▸ Set exercise:
Repeat everything in the material exactly.

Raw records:
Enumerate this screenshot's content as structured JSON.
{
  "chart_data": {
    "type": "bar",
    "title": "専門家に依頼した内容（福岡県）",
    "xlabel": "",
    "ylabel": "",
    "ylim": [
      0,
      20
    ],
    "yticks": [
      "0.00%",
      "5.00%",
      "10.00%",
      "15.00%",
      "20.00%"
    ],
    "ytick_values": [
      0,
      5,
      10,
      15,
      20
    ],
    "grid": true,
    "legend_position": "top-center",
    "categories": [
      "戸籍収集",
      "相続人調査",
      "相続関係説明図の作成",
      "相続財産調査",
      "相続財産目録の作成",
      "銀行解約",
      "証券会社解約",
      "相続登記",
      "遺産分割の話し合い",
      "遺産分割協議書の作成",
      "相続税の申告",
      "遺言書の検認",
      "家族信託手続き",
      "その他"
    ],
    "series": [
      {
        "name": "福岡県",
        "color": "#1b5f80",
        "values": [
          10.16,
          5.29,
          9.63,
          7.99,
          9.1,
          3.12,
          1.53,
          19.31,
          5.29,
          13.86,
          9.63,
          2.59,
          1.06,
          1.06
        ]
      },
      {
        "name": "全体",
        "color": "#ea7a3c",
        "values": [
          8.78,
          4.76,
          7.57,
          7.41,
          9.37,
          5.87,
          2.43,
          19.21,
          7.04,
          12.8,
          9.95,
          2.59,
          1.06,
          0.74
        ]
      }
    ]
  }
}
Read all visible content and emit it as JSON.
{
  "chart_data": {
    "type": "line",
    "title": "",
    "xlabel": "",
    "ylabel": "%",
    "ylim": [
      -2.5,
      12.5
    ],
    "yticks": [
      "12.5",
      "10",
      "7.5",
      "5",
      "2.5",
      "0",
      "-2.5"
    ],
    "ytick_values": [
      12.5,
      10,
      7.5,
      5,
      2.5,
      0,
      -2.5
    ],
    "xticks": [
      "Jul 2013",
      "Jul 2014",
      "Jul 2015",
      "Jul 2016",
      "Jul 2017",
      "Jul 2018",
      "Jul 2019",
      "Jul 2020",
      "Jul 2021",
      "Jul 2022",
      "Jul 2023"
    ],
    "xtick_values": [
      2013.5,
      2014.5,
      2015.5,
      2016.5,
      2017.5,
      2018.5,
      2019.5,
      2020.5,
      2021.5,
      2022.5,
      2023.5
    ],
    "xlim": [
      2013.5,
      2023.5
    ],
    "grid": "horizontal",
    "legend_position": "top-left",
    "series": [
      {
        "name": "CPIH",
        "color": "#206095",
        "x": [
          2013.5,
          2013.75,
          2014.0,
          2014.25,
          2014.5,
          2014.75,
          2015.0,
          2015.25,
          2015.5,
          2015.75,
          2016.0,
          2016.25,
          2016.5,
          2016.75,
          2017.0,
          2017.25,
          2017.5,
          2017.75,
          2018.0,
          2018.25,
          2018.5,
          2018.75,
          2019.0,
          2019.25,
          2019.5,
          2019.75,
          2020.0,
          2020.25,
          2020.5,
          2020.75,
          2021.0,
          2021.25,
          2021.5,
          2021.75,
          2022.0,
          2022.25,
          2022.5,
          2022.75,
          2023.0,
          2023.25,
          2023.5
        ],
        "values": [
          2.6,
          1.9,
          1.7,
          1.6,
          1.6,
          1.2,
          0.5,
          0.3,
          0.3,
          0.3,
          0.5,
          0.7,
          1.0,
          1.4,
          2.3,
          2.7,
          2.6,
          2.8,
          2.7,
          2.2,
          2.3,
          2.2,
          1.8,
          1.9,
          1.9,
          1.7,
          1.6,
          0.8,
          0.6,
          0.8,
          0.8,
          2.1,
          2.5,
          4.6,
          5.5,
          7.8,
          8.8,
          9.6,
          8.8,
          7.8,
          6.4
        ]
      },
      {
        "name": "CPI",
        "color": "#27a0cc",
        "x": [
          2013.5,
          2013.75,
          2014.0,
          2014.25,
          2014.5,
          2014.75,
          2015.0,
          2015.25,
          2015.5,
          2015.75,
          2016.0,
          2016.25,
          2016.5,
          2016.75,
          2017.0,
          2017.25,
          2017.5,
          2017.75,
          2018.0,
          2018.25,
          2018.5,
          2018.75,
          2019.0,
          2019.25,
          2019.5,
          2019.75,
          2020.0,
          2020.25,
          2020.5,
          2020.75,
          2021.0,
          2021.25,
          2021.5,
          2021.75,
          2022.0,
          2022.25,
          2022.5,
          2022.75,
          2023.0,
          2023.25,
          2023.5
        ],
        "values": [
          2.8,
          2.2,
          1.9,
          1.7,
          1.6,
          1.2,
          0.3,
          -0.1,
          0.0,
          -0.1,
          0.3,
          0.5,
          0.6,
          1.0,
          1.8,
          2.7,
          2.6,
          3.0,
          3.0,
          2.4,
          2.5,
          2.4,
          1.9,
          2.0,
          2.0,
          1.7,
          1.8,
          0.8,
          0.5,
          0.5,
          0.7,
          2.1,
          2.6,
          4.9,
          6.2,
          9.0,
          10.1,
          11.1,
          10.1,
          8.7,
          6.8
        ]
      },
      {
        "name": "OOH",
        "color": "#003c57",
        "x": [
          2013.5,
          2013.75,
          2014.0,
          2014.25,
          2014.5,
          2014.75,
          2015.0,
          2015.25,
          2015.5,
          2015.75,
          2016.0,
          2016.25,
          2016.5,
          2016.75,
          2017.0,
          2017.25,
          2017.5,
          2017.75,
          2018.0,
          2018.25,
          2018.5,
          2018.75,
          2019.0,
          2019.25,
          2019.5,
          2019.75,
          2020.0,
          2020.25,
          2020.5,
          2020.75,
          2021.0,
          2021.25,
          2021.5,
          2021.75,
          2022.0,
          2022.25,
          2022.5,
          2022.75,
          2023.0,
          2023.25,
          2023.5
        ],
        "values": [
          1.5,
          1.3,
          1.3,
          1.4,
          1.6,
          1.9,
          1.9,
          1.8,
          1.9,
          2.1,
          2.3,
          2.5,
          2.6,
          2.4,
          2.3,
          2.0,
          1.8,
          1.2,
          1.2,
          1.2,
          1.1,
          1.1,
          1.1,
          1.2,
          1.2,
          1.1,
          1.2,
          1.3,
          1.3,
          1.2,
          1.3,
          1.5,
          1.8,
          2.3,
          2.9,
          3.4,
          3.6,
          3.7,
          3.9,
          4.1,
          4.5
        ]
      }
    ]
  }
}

▸ Result of this exercise:
Enumerate this screenshot's content as structured JSON.
{
  "chart_data": {
    "type": "bar",
    "title": "専門家に依頼した内容（福岡県）",
    "xlabel": "",
    "ylabel": "",
    "ylim": [
      0,
      20
    ],
    "yticks": [
      "0.00%",
      "5.00%",
      "10.00%",
      "15.00%",
      "20.00%"
    ],
    "ytick_values": [
      0,
      5,
      10,
      15,
      20
    ],
    "grid": true,
    "legend_position": "top-center",
    "categories": [
      "戸籍収集",
      "相続人調査",
      "相続関係説明図の作成",
      "相続財産調査",
      "相続財産目録の作成",
      "銀行解約",
      "証券会社解約",
      "相続登記",
      "遺産分割の話し合い",
      "遺産分割協議書の作成",
      "相続税の申告",
      "遺言書の検認",
      "家族信託手続き",
      "その他"
    ],
    "series": [
      {
        "name": "福岡県",
        "color": "#1b5f80",
        "values": [
          10.16,
          5.29,
          9.63,
          7.99,
          9.1,
          3.12,
          1.53,
          19.31,
          5.29,
          13.86,
          9.63,
          2.59,
          1.06,
          1.06
        ]
      },
      {
        "name": "全体",
        "color": "#ea7a3c",
        "values": [
          8.78,
          4.76,
          7.57,
          7.41,
          9.37,
          5.87,
          2.43,
          19.21,
          7.04,
          12.8,
          9.95,
          2.59,
          1.06,
          0.74
        ]
      }
    ]
  }
}
Read all visible content and emit it as JSON.
{
  "chart_data": {
    "type": "line",
    "title": "",
    "xlabel": "",
    "ylabel": "%",
    "ylim": [
      -2.5,
      12.5
    ],
    "yticks": [
      "12.5",
      "10",
      "7.5",
      "5",
      "2.5",
      "0",
      "-2.5"
    ],
    "ytick_values": [
      12.5,
      10,
      7.5,
      5,
      2.5,
      0,
      -2.5
    ],
    "xticks": [
      "Jul 2013",
      "Jul 2014",
      "Jul 2015",
      "Jul 2016",
      "Jul 2017",
      "Jul 2018",
      "Jul 2019",
      "Jul 2020",
      "Jul 2021",
      "Jul 2022",
      "Jul 2023"
    ],
    "xtick_values": [
      2013.5,
      2014.5,
      2015.5,
      2016.5,
      2017.5,
      2018.5,
      2019.5,
      2020.5,
      2021.5,
      2022.5,
      2023.5
    ],
    "xlim": [
      2013.5,
      2023.5
    ],
    "grid": "horizontal",
    "legend_position": "top-left",
    "series": [
      {
        "name": "CPIH",
        "color": "#206095",
        "x": [
          2013.5,
          2013.75,
          2014.0,
          2014.25,
          2014.5,
          2014.75,
          2015.0,
          2015.25,
          2015.5,
          2015.75,
          2016.0,
          2016.25,
          2016.5,
          2016.75,
          2017.0,
          2017.25,
          2017.5,
          2017.75,
          2018.0,
          2018.25,
          2018.5,
          2018.75,
          2019.0,
          2019.25,
          2019.5,
          2019.75,
          2020.0,
          2020.25,
          2020.5,
          2020.75,
          2021.0,
          2021.25,
          2021.5,
          2021.75,
          2022.0,
          2022.25,
          2022.5,
          2022.75,
          2023.0,
          2023.25,
          2023.5
        ],
        "values": [
          2.6,
          1.9,
          1.7,
          1.6,
          1.6,
          1.2,
          0.5,
          0.3,
          0.3,
          0.3,
          0.5,
          0.7,
          1.0,
          1.4,
          2.3,
          2.7,
          2.6,
          2.8,
          2.7,
          2.2,
          2.3,
          2.2,
          1.8,
          1.9,
          1.9,
          1.7,
          1.6,
          0.8,
          0.6,
          0.8,
          0.8,
          2.1,
          2.5,
          4.6,
          5.5,
          7.8,
          8.8,
          9.6,
          8.8,
          7.8,
          6.4
        ]
      },
      {
        "name": "CPI",
        "color": "#27a0cc",
        "x": [
          2013.5,
          2013.75,
          2014.0,
          2014.25,
          2014.5,
          2014.75,
          2015.0,
          2015.25,
          2015.5,
          2015.75,
          2016.0,
          2016.25,
          2016.5,
          2016.75,
          2017.0,
          2017.25,
          2017.5,
          2017.75,
          2018.0,
          2018.25,
          2018.5,
          2018.75,
          2019.0,
          2019.25,
          2019.5,
          2019.75,
          2020.0,
          2020.25,
          2020.5,
          2020.75,
          2021.0,
          2021.25,
          2021.5,
          2021.75,
          2022.0,
          2022.25,
          2022.5,
          2022.75,
          2023.0,
          2023.25,
          2023.5
        ],
        "values": [
          2.8,
          2.2,
          1.9,
          1.7,
          1.6,
          1.2,
          0.3,
          -0.1,
          0.0,
          -0.1,
          0.3,
          0.5,
          0.6,
          1.0,
          1.8,
          2.7,
          2.6,
          3.0,
          3.0,
          2.4,
          2.5,
          2.4,
          1.9,
          2.0,
          2.0,
          1.7,
          1.8,
          0.8,
          0.5,
          0.5,
          0.7,
          2.1,
          2.6,
          4.9,
          6.2,
          9.0,
          10.1,
          11.1,
          10.1,
          8.7,
          6.8
        ]
      },
      {
        "name": "OOH",
        "color": "#003c57",
        "x": [
          2013.5,
          2013.75,
          2014.0,
          2014.25,
          2014.5,
          2014.75,
          2015.0,
          2015.25,
          2015.5,
          2015.75,
          2016.0,
          2016.25,
          2016.5,
          2016.75,
          2017.0,
          2017.25,
          2017.5,
          2017.75,
          2018.0,
          2018.25,
          2018.5,
          2018.75,
          2019.0,
          2019.25,
          2019.5,
          2019.75,
          2020.0,
          2020.25,
          2020.5,
          2020.75,
          2021.0,
          2021.25,
          2021.5,
          2021.75,
          2022.0,
          2022.25,
          2022.5,
          2022.75,
          2023.0,
          2023.25,
          2023.5
        ],
        "values": [
          1.5,
          1.3,
          1.3,
          1.4,
          1.6,
          1.9,
          1.9,
          1.8,
          1.9,
          2.1,
          2.3,
          2.5,
          2.6,
          2.4,
          2.3,
          2.0,
          1.8,
          1.2,
          1.2,
          1.2,
          1.1,
          1.1,
          1.1,
          1.2,
          1.2,
          1.1,
          1.2,
          1.3,
          1.3,
          1.2,
          1.3,
          1.5,
          1.8,
          2.3,
          2.9,
          3.4,
          3.6,
          3.7,
          3.9,
          4.1,
          4.5
        ]
      }
    ]
  }
}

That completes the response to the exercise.